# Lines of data
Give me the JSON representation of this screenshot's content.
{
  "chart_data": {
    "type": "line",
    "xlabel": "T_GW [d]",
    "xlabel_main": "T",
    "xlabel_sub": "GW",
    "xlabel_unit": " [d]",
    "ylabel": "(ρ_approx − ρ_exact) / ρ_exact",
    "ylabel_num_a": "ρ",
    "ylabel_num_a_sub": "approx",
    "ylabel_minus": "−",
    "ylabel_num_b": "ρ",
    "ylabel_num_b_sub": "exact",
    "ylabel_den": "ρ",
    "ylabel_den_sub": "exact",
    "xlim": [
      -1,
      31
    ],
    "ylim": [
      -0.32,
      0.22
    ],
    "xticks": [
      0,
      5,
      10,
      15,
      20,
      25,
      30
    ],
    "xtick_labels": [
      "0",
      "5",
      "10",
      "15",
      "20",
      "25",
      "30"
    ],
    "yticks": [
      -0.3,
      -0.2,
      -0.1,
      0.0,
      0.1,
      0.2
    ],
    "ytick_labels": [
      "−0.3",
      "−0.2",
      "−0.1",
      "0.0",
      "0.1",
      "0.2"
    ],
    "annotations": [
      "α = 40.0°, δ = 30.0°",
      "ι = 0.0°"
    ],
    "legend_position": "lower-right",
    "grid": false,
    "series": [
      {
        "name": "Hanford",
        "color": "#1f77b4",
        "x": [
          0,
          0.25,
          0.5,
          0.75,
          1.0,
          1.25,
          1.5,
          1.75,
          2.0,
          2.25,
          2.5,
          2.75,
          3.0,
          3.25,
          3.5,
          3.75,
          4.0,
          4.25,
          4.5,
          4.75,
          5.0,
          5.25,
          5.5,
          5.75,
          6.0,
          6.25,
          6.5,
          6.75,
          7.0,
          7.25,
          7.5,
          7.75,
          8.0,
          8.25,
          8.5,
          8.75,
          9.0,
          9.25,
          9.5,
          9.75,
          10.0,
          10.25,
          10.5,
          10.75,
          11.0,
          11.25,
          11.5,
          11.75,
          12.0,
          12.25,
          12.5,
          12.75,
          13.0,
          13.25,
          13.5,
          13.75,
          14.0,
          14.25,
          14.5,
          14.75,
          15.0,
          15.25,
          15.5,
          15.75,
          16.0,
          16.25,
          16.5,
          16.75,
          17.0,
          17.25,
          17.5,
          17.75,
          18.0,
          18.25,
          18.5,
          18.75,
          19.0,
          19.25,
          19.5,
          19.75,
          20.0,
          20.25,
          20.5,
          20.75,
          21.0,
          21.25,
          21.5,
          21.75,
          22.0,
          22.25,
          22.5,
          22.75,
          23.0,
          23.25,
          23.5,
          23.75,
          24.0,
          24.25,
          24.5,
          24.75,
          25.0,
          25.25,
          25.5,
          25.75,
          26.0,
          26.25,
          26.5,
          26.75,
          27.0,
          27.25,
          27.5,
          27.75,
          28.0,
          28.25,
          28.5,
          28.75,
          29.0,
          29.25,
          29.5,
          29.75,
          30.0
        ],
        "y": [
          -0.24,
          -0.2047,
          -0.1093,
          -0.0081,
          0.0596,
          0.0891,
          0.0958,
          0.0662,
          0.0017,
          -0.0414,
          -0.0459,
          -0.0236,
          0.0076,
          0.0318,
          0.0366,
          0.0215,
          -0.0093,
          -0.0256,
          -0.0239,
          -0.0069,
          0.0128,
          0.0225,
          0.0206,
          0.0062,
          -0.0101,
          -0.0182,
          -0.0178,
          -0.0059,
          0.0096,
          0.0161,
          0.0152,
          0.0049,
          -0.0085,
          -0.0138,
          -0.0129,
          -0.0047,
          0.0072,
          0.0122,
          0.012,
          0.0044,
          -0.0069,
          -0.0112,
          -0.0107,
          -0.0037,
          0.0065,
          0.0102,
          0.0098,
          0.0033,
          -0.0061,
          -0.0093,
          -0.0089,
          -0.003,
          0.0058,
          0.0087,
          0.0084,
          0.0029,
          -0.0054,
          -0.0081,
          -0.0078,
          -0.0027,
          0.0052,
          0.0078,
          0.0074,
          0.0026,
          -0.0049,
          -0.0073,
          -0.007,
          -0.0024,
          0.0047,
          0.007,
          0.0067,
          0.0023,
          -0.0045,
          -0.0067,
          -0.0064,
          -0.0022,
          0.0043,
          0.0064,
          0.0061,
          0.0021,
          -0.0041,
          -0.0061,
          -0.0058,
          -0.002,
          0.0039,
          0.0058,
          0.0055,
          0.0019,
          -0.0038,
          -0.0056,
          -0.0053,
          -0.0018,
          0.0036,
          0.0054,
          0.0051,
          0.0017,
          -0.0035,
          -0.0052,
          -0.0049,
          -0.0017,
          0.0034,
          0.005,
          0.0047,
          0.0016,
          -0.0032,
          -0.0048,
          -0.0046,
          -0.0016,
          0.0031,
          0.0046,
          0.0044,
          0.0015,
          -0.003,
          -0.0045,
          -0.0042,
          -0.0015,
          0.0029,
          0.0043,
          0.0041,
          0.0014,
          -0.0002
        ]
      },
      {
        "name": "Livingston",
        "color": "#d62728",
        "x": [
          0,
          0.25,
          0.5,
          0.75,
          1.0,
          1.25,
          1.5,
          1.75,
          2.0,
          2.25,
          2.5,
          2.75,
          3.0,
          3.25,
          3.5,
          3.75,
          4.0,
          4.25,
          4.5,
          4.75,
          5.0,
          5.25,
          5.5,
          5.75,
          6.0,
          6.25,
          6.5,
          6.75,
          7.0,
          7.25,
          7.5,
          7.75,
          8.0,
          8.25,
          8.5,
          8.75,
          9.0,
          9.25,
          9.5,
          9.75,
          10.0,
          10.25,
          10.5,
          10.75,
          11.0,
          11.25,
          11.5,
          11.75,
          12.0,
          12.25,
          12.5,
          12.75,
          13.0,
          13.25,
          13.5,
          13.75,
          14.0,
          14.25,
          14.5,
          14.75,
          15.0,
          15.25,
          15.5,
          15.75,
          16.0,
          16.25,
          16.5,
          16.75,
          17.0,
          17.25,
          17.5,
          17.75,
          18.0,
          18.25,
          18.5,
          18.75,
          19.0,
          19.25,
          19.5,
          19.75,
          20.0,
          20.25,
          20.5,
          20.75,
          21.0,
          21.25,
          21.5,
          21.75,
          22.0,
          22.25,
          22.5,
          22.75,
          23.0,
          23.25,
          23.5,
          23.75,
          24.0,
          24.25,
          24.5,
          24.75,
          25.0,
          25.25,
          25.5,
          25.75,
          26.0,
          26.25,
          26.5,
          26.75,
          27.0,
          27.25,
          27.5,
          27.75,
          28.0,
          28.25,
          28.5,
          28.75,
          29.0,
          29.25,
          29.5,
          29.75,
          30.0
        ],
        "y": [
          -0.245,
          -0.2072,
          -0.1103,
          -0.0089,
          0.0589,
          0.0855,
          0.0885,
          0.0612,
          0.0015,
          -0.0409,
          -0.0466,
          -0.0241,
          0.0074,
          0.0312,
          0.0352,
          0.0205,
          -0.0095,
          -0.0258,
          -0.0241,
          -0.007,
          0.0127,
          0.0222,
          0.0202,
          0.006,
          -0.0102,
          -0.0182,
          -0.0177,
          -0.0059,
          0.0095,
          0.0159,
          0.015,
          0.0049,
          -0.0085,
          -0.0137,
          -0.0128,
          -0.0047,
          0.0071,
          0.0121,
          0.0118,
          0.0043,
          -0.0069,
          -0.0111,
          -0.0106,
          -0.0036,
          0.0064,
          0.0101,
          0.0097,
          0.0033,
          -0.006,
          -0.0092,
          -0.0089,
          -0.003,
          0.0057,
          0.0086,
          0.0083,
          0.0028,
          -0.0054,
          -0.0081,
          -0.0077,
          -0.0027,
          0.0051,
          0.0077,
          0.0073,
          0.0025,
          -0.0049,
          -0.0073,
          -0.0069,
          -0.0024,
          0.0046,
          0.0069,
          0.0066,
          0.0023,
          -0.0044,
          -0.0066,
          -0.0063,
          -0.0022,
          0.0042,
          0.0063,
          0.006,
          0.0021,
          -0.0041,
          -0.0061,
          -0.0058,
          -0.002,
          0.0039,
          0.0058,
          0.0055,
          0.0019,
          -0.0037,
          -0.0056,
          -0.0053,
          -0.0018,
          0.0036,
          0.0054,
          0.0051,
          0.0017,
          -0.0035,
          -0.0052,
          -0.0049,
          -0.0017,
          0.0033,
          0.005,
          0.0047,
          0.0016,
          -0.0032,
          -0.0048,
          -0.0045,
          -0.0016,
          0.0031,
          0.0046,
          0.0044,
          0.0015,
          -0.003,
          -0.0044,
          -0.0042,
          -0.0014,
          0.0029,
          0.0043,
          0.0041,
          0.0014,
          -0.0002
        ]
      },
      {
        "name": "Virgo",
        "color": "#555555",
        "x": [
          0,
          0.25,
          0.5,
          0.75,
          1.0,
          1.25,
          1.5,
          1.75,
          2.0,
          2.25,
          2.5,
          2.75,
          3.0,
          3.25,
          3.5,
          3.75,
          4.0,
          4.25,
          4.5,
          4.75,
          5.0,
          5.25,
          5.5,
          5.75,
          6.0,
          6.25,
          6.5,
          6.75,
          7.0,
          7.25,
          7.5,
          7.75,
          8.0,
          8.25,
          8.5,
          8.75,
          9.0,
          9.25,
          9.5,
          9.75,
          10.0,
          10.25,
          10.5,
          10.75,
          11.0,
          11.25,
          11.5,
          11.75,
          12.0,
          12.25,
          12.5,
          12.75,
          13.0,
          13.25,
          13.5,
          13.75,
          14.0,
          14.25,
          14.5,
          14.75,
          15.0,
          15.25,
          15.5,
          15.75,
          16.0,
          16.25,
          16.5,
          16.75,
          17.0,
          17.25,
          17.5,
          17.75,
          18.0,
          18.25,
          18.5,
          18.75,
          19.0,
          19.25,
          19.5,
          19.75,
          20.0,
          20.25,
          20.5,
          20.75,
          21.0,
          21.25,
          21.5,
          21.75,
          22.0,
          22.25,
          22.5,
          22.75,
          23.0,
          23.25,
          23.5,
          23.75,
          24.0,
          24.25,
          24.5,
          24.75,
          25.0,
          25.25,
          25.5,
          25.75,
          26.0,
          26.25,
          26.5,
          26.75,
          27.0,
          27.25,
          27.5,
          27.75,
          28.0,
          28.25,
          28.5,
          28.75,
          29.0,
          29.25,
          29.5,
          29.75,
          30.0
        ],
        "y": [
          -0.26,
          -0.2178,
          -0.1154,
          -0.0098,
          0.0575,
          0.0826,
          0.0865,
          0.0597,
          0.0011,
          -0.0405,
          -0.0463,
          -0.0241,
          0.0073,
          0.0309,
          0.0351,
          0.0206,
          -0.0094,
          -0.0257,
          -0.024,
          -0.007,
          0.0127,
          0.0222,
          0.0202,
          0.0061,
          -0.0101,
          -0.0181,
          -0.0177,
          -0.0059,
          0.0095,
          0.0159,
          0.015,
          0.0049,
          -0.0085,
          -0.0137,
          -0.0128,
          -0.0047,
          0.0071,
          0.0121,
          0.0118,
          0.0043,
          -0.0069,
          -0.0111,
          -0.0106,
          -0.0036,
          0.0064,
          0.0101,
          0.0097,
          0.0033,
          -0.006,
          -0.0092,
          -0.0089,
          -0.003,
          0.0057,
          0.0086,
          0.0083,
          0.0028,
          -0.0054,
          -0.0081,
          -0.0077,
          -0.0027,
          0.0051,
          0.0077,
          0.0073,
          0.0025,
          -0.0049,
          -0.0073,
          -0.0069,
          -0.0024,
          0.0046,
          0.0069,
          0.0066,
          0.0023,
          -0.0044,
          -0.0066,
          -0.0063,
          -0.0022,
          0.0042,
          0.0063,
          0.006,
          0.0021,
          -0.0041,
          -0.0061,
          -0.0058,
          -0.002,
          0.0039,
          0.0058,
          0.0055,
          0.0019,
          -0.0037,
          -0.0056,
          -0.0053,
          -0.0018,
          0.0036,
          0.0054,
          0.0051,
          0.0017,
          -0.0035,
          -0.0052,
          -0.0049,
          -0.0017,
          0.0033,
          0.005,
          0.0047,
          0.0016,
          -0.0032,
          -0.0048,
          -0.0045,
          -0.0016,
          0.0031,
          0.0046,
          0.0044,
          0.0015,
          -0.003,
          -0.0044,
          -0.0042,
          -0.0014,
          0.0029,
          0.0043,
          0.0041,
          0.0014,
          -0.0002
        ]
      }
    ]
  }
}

# AIM OF THE EXERCISE
Indicate how many lines of the material include the word "color"; the number alone is required.

# ANSWER FOR THIS EXERCISE
3